[Data entries for graphics]
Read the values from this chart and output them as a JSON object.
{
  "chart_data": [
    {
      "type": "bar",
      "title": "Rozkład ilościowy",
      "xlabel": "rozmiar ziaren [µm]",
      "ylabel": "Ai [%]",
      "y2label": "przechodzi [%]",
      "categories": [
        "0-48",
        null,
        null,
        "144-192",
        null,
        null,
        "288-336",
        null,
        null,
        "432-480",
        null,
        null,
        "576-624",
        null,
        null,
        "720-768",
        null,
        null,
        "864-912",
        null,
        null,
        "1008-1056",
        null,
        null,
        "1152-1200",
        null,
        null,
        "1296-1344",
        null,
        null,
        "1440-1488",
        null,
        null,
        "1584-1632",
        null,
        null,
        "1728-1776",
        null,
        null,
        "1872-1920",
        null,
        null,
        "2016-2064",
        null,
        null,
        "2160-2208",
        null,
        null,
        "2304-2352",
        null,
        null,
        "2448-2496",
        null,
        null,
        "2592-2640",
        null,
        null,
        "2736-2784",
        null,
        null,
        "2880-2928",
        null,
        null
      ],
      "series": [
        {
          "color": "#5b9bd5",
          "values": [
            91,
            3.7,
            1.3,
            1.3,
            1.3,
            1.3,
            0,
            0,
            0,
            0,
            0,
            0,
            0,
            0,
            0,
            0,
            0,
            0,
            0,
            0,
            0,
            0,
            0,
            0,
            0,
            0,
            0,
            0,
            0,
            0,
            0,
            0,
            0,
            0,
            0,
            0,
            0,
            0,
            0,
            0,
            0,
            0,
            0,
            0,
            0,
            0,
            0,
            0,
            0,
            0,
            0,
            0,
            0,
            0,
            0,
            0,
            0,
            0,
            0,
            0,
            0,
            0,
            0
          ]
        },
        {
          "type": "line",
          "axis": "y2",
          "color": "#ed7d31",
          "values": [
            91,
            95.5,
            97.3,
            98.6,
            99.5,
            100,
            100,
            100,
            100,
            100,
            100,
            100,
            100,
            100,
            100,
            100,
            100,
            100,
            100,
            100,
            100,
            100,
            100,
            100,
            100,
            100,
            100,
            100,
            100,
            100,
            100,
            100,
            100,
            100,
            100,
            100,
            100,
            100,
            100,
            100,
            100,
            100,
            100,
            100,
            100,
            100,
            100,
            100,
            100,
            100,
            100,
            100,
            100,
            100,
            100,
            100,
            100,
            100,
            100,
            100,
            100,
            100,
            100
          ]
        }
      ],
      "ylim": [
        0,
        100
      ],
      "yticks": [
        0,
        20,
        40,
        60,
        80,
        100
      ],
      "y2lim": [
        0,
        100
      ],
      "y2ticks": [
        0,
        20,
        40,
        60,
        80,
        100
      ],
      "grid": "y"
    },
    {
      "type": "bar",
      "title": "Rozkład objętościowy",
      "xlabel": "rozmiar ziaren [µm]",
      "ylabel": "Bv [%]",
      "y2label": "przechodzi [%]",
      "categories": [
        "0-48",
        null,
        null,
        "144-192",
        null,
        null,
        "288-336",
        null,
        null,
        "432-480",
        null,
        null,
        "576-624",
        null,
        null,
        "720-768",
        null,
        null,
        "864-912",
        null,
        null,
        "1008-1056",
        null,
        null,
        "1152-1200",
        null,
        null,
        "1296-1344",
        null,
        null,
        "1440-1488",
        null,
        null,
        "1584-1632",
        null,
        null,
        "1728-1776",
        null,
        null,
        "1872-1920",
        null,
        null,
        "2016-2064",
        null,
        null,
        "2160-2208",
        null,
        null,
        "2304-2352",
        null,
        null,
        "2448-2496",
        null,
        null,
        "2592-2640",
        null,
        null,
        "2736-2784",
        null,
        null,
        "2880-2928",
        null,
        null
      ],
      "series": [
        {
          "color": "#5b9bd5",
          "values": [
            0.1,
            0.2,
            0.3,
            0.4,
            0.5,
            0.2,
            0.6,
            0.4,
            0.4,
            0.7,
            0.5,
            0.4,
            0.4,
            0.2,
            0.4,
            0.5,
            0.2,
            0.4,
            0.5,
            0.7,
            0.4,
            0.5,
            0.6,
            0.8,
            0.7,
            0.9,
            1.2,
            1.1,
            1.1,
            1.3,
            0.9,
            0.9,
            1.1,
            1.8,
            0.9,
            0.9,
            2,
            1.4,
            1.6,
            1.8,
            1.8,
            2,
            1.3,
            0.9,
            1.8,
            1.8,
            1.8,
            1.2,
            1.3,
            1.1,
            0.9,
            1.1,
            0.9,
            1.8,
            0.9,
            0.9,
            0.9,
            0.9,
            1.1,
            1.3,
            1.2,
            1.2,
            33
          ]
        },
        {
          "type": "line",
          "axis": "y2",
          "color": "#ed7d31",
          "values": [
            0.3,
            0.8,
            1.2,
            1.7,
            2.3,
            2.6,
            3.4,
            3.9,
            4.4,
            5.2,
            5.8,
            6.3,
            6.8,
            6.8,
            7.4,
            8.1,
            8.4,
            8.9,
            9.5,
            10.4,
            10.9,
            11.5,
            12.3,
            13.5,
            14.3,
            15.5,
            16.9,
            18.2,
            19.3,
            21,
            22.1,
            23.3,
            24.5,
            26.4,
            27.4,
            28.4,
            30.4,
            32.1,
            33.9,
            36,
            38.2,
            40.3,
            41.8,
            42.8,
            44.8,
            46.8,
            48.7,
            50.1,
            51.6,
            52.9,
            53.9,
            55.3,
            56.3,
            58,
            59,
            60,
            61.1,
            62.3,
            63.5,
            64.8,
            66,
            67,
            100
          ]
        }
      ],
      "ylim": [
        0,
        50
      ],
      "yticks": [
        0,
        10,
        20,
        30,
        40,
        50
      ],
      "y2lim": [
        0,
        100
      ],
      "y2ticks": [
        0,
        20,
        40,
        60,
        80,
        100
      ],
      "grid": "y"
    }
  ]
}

» What is needed
What is needed here is an exact reproduction of all the entries.

» Expected answer
Read the values from this chart and output them as a JSON object.
{
  "chart_data": [
    {
      "type": "bar",
      "title": "Rozkład ilościowy",
      "xlabel": "rozmiar ziaren [µm]",
      "ylabel": "Ai [%]",
      "y2label": "przechodzi [%]",
      "categories": [
        "0-48",
        null,
        null,
        "144-192",
        null,
        null,
        "288-336",
        null,
        null,
        "432-480",
        null,
        null,
        "576-624",
        null,
        null,
        "720-768",
        null,
        null,
        "864-912",
        null,
        null,
        "1008-1056",
        null,
        null,
        "1152-1200",
        null,
        null,
        "1296-1344",
        null,
        null,
        "1440-1488",
        null,
        null,
        "1584-1632",
        null,
        null,
        "1728-1776",
        null,
        null,
        "1872-1920",
        null,
        null,
        "2016-2064",
        null,
        null,
        "2160-2208",
        null,
        null,
        "2304-2352",
        null,
        null,
        "2448-2496",
        null,
        null,
        "2592-2640",
        null,
        null,
        "2736-2784",
        null,
        null,
        "2880-2928",
        null,
        null
      ],
      "series": [
        {
          "color": "#5b9bd5",
          "values": [
            91,
            3.7,
            1.3,
            1.3,
            1.3,
            1.3,
            0,
            0,
            0,
            0,
            0,
            0,
            0,
            0,
            0,
            0,
            0,
            0,
            0,
            0,
            0,
            0,
            0,
            0,
            0,
            0,
            0,
            0,
            0,
            0,
            0,
            0,
            0,
            0,
            0,
            0,
            0,
            0,
            0,
            0,
            0,
            0,
            0,
            0,
            0,
            0,
            0,
            0,
            0,
            0,
            0,
            0,
            0,
            0,
            0,
            0,
            0,
            0,
            0,
            0,
            0,
            0,
            0
          ]
        },
        {
          "type": "line",
          "axis": "y2",
          "color": "#ed7d31",
          "values": [
            91,
            95.5,
            97.3,
            98.6,
            99.5,
            100,
            100,
            100,
            100,
            100,
            100,
            100,
            100,
            100,
            100,
            100,
            100,
            100,
            100,
            100,
            100,
            100,
            100,
            100,
            100,
            100,
            100,
            100,
            100,
            100,
            100,
            100,
            100,
            100,
            100,
            100,
            100,
            100,
            100,
            100,
            100,
            100,
            100,
            100,
            100,
            100,
            100,
            100,
            100,
            100,
            100,
            100,
            100,
            100,
            100,
            100,
            100,
            100,
            100,
            100,
            100,
            100,
            100
          ]
        }
      ],
      "ylim": [
        0,
        100
      ],
      "yticks": [
        0,
        20,
        40,
        60,
        80,
        100
      ],
      "y2lim": [
        0,
        100
      ],
      "y2ticks": [
        0,
        20,
        40,
        60,
        80,
        100
      ],
      "grid": "y"
    },
    {
      "type": "bar",
      "title": "Rozkład objętościowy",
      "xlabel": "rozmiar ziaren [µm]",
      "ylabel": "Bv [%]",
      "y2label": "przechodzi [%]",
      "categories": [
        "0-48",
        null,
        null,
        "144-192",
        null,
        null,
        "288-336",
        null,
        null,
        "432-480",
        null,
        null,
        "576-624",
        null,
        null,
        "720-768",
        null,
        null,
        "864-912",
        null,
        null,
        "1008-1056",
        null,
        null,
        "1152-1200",
        null,
        null,
        "1296-1344",
        null,
        null,
        "1440-1488",
        null,
        null,
        "1584-1632",
        null,
        null,
        "1728-1776",
        null,
        null,
        "1872-1920",
        null,
        null,
        "2016-2064",
        null,
        null,
        "2160-2208",
        null,
        null,
        "2304-2352",
        null,
        null,
        "2448-2496",
        null,
        null,
        "2592-2640",
        null,
        null,
        "2736-2784",
        null,
        null,
        "2880-2928",
        null,
        null
      ],
      "series": [
        {
          "color": "#5b9bd5",
          "values": [
            0.1,
            0.2,
            0.3,
            0.4,
            0.5,
            0.2,
            0.6,
            0.4,
            0.4,
            0.7,
            0.5,
            0.4,
            0.4,
            0.2,
            0.4,
            0.5,
            0.2,
            0.4,
            0.5,
            0.7,
            0.4,
            0.5,
            0.6,
            0.8,
            0.7,
            0.9,
            1.2,
            1.1,
            1.1,
            1.3,
            0.9,
            0.9,
            1.1,
            1.8,
            0.9,
            0.9,
            2,
            1.4,
            1.6,
            1.8,
            1.8,
            2,
            1.3,
            0.9,
            1.8,
            1.8,
            1.8,
            1.2,
            1.3,
            1.1,
            0.9,
            1.1,
            0.9,
            1.8,
            0.9,
            0.9,
            0.9,
            0.9,
            1.1,
            1.3,
            1.2,
            1.2,
            33
          ]
        },
        {
          "type": "line",
          "axis": "y2",
          "color": "#ed7d31",
          "values": [
            0.3,
            0.8,
            1.2,
            1.7,
            2.3,
            2.6,
            3.4,
            3.9,
            4.4,
            5.2,
            5.8,
            6.3,
            6.8,
            6.8,
            7.4,
            8.1,
            8.4,
            8.9,
            9.5,
            10.4,
            10.9,
            11.5,
            12.3,
            13.5,
            14.3,
            15.5,
            16.9,
            18.2,
            19.3,
            21,
            22.1,
            23.3,
            24.5,
            26.4,
            27.4,
            28.4,
            30.4,
            32.1,
            33.9,
            36,
            38.2,
            40.3,
            41.8,
            42.8,
            44.8,
            46.8,
            48.7,
            50.1,
            51.6,
            52.9,
            53.9,
            55.3,
            56.3,
            58,
            59,
            60,
            61.1,
            62.3,
            63.5,
            64.8,
            66,
            67,
            100
          ]
        }
      ],
      "ylim": [
        0,
        50
      ],
      "yticks": [
        0,
        10,
        20,
        30,
        40,
        50
      ],
      "y2lim": [
        0,
        100
      ],
      "y2ticks": [
        0,
        20,
        40,
        60,
        80,
        100
      ],
      "grid": "y"
    }
  ]
}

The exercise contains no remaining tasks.